— begin Entries supplied —
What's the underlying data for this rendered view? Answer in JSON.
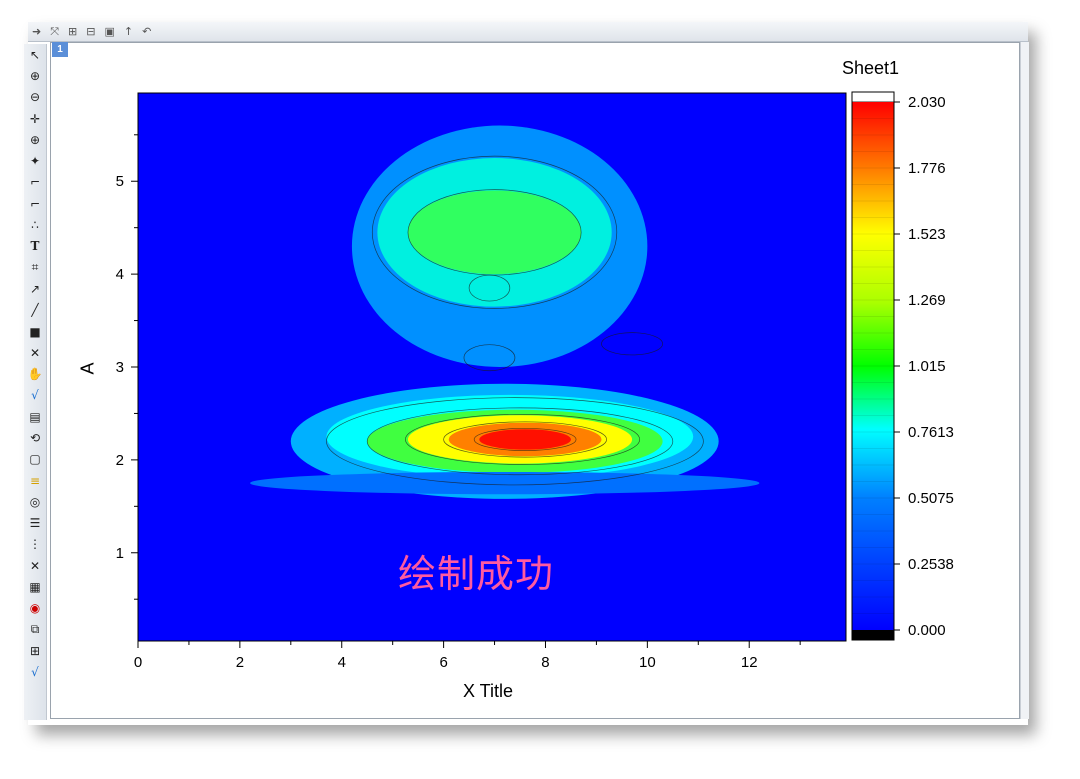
{
  "window": {
    "page_tab": "1"
  },
  "toolbar_top": {
    "icons": [
      "arrow-right-icon",
      "scale-icon",
      "add-layer-icon",
      "add-layer-2-icon",
      "graph-icon",
      "pin-icon",
      "undo-icon"
    ]
  },
  "toolbar_left": {
    "icons": [
      "pointer-icon",
      "zoom-in-icon",
      "zoom-out-icon",
      "crosshair-icon",
      "data-reader-icon",
      "screen-reader-icon",
      "region-select-icon",
      "data-select-icon",
      "scatter-icon",
      "text-tool-icon",
      "annotate-icon",
      "arrow-tool-icon",
      "line-tool-icon",
      "rectangle-tool-icon",
      "mask-icon",
      "hand-icon",
      "formula-icon",
      "graph-edit-icon",
      "rotate-icon",
      "box-3d-icon",
      "color-palette-icon",
      "circle-icon",
      "list-icon",
      "layer-arrange-icon",
      "cross-icon",
      "table-icon",
      "graph-target-icon",
      "merge-icon",
      "grid-icon",
      "sqrt-icon"
    ]
  },
  "annotation_text": "绘制成功",
  "chart_data": {
    "type": "heatmap",
    "title": "",
    "xlabel": "X Title",
    "ylabel": "A",
    "xlim": [
      0,
      13.9
    ],
    "ylim": [
      0.05,
      5.95
    ],
    "x_ticks": [
      "0",
      "2",
      "4",
      "6",
      "8",
      "10",
      "12"
    ],
    "y_ticks": [
      "1",
      "2",
      "3",
      "4",
      "5"
    ],
    "colorbar": {
      "title": "Sheet1",
      "range": [
        0,
        2.03
      ],
      "tick_labels": [
        "2.030",
        "1.776",
        "1.523",
        "1.269",
        "1.015",
        "0.7613",
        "0.5075",
        "0.2538",
        "0.000"
      ]
    },
    "peaks": [
      {
        "x": 7.6,
        "y": 2.22,
        "value": 2.0
      },
      {
        "x": 6.8,
        "y": 4.45,
        "value": 0.95
      },
      {
        "x": 8.2,
        "y": 4.5,
        "value": 0.9
      },
      {
        "x": 6.9,
        "y": 3.85,
        "value": 0.4
      },
      {
        "x": 6.9,
        "y": 3.1,
        "value": 0.45
      }
    ],
    "grid": false,
    "colors": {
      "low": "#0000ff",
      "mid": "#00ff00",
      "high": "#ff0000"
    }
  }
}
— end Entries supplied —
• _Objective_
Reproduce each record from above exactly; pictures do not belong in the copy.

• _Answer to the exercise_
What's the underlying data for this rendered view? Answer in JSON.
{
  "window": {
    "page_tab": "1"
  },
  "toolbar_top": {
    "icons": [
      "arrow-right-icon",
      "scale-icon",
      "add-layer-icon",
      "add-layer-2-icon",
      "graph-icon",
      "pin-icon",
      "undo-icon"
    ]
  },
  "toolbar_left": {
    "icons": [
      "pointer-icon",
      "zoom-in-icon",
      "zoom-out-icon",
      "crosshair-icon",
      "data-reader-icon",
      "screen-reader-icon",
      "region-select-icon",
      "data-select-icon",
      "scatter-icon",
      "text-tool-icon",
      "annotate-icon",
      "arrow-tool-icon",
      "line-tool-icon",
      "rectangle-tool-icon",
      "mask-icon",
      "hand-icon",
      "formula-icon",
      "graph-edit-icon",
      "rotate-icon",
      "box-3d-icon",
      "color-palette-icon",
      "circle-icon",
      "list-icon",
      "layer-arrange-icon",
      "cross-icon",
      "table-icon",
      "graph-target-icon",
      "merge-icon",
      "grid-icon",
      "sqrt-icon"
    ]
  },
  "annotation_text": "绘制成功",
  "chart_data": {
    "type": "heatmap",
    "title": "",
    "xlabel": "X Title",
    "ylabel": "A",
    "xlim": [
      0,
      13.9
    ],
    "ylim": [
      0.05,
      5.95
    ],
    "x_ticks": [
      "0",
      "2",
      "4",
      "6",
      "8",
      "10",
      "12"
    ],
    "y_ticks": [
      "1",
      "2",
      "3",
      "4",
      "5"
    ],
    "colorbar": {
      "title": "Sheet1",
      "range": [
        0,
        2.03
      ],
      "tick_labels": [
        "2.030",
        "1.776",
        "1.523",
        "1.269",
        "1.015",
        "0.7613",
        "0.5075",
        "0.2538",
        "0.000"
      ]
    },
    "peaks": [
      {
        "x": 7.6,
        "y": 2.22,
        "value": 2.0
      },
      {
        "x": 6.8,
        "y": 4.45,
        "value": 0.95
      },
      {
        "x": 8.2,
        "y": 4.5,
        "value": 0.9
      },
      {
        "x": 6.9,
        "y": 3.85,
        "value": 0.4
      },
      {
        "x": 6.9,
        "y": 3.1,
        "value": 0.45
      }
    ],
    "grid": false,
    "colors": {
      "low": "#0000ff",
      "mid": "#00ff00",
      "high": "#ff0000"
    }
  }
}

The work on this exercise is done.